━━━━━ Input material ━━━━━

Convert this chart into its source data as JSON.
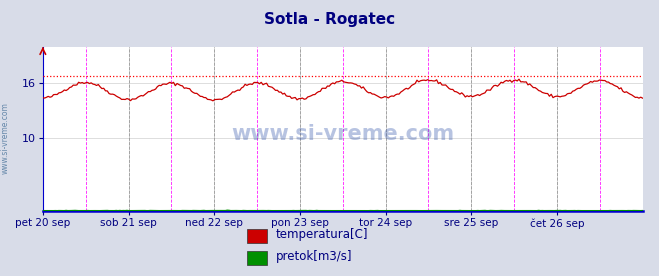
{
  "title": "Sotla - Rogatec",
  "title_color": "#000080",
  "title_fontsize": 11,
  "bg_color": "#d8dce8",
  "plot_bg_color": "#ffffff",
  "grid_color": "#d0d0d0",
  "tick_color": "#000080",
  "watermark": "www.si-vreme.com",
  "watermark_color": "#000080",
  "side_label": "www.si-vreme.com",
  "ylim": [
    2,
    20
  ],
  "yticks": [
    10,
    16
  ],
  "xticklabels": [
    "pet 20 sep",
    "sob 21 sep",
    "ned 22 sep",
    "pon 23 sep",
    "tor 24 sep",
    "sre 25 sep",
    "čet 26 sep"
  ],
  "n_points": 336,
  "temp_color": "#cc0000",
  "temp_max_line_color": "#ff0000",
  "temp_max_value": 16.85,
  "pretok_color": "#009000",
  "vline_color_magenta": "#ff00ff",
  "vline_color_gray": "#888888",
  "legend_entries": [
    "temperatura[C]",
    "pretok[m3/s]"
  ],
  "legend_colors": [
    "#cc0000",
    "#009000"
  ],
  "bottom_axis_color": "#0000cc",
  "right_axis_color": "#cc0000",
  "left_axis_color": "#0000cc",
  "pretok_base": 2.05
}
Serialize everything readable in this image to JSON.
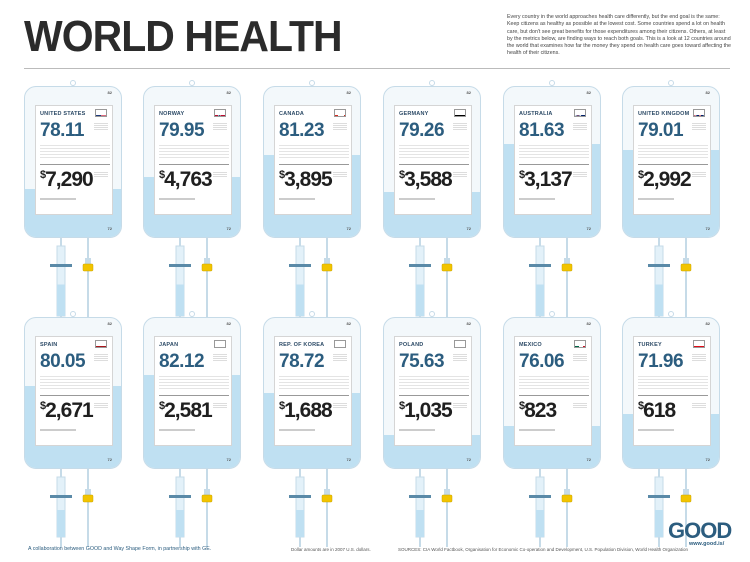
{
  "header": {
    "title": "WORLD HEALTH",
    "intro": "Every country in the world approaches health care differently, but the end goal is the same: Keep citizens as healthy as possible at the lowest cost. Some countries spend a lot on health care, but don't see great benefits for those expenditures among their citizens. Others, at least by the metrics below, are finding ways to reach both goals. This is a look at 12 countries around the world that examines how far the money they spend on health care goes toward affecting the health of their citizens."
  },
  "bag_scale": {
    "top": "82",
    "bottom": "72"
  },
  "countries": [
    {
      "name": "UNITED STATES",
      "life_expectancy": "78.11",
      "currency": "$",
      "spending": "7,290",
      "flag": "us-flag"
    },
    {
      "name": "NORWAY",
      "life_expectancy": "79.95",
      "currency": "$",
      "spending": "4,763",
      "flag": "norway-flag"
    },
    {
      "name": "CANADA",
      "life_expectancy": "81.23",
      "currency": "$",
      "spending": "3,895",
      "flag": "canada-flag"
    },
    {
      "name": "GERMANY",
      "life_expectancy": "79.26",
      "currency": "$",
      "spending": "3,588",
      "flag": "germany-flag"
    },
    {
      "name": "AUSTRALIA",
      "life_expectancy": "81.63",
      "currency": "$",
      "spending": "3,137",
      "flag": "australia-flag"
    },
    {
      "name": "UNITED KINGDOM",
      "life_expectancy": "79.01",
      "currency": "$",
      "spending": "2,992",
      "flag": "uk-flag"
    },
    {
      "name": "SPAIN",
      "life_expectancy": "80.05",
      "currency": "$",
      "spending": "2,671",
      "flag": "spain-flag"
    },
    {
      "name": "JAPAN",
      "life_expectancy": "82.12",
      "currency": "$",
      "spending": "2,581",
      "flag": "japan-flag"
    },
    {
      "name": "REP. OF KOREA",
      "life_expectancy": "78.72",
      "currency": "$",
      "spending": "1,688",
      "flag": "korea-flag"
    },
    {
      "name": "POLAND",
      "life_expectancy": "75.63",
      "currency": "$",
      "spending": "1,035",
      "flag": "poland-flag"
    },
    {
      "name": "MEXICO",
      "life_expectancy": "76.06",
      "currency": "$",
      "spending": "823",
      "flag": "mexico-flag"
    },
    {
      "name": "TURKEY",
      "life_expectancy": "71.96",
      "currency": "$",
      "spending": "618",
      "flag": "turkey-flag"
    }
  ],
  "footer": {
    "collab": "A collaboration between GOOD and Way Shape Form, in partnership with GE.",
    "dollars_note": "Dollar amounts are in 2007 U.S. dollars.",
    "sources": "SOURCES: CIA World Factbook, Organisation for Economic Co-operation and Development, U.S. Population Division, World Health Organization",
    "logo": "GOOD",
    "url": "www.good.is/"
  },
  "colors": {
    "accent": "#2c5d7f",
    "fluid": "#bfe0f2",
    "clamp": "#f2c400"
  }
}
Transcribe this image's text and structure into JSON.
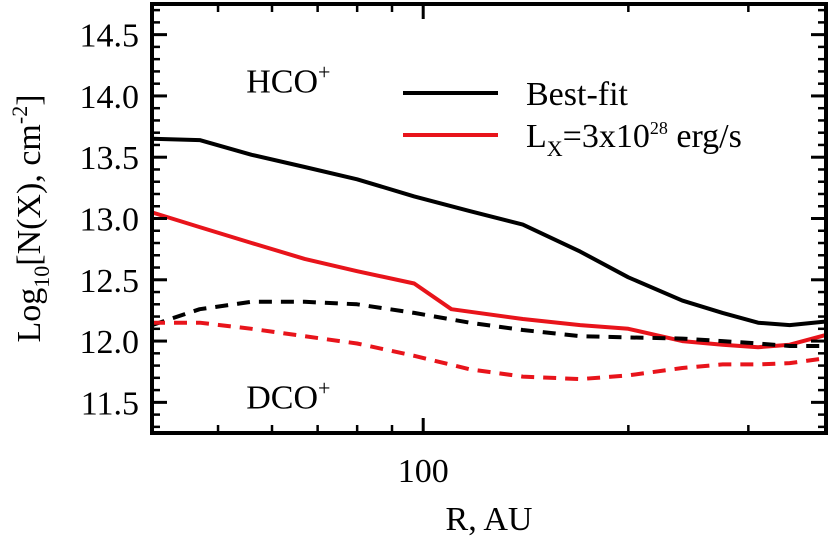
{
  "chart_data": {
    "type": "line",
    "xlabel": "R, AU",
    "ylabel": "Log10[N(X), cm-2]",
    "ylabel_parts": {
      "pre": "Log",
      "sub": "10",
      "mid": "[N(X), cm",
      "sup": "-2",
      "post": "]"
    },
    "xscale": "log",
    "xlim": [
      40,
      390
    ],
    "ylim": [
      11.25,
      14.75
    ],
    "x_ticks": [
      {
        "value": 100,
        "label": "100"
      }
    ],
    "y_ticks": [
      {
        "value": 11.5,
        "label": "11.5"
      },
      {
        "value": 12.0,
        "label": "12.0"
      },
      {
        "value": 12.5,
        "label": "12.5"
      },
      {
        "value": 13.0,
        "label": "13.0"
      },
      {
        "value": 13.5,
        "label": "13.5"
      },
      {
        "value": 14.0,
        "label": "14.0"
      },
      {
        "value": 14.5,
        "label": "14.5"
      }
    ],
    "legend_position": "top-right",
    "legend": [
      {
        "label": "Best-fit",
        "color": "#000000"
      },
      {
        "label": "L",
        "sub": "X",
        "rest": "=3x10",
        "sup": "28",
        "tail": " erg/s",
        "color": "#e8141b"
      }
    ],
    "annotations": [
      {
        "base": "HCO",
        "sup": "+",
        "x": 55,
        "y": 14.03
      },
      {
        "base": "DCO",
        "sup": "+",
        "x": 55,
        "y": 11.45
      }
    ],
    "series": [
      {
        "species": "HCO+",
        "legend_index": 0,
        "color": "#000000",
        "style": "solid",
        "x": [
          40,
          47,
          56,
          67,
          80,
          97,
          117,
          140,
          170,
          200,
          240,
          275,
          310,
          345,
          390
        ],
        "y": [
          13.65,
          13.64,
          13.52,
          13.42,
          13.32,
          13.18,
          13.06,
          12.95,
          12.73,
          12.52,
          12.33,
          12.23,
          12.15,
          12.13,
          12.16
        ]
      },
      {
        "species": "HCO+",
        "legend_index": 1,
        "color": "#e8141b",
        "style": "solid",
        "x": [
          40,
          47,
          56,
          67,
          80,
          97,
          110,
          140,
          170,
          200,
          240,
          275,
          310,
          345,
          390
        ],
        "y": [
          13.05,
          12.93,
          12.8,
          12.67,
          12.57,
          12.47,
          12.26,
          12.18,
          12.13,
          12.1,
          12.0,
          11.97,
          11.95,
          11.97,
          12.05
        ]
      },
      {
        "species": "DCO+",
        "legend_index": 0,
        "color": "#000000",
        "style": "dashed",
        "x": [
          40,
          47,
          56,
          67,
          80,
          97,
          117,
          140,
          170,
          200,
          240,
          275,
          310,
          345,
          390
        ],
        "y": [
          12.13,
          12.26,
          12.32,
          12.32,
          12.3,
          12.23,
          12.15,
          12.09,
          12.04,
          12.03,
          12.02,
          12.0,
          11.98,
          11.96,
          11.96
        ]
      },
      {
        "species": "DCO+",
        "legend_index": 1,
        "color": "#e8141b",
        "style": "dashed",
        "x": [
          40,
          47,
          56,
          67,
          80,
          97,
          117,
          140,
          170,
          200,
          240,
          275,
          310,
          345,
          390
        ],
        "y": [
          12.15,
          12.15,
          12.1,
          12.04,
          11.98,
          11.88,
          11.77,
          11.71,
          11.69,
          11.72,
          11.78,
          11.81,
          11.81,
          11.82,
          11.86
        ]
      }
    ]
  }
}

━━━━━

Set exercise: Using the material above, copy every line in which the string "image" occurs.

Full answer:
Serialize everything readable in this image to JSON.
Transcribe this image's text and structure into JSON.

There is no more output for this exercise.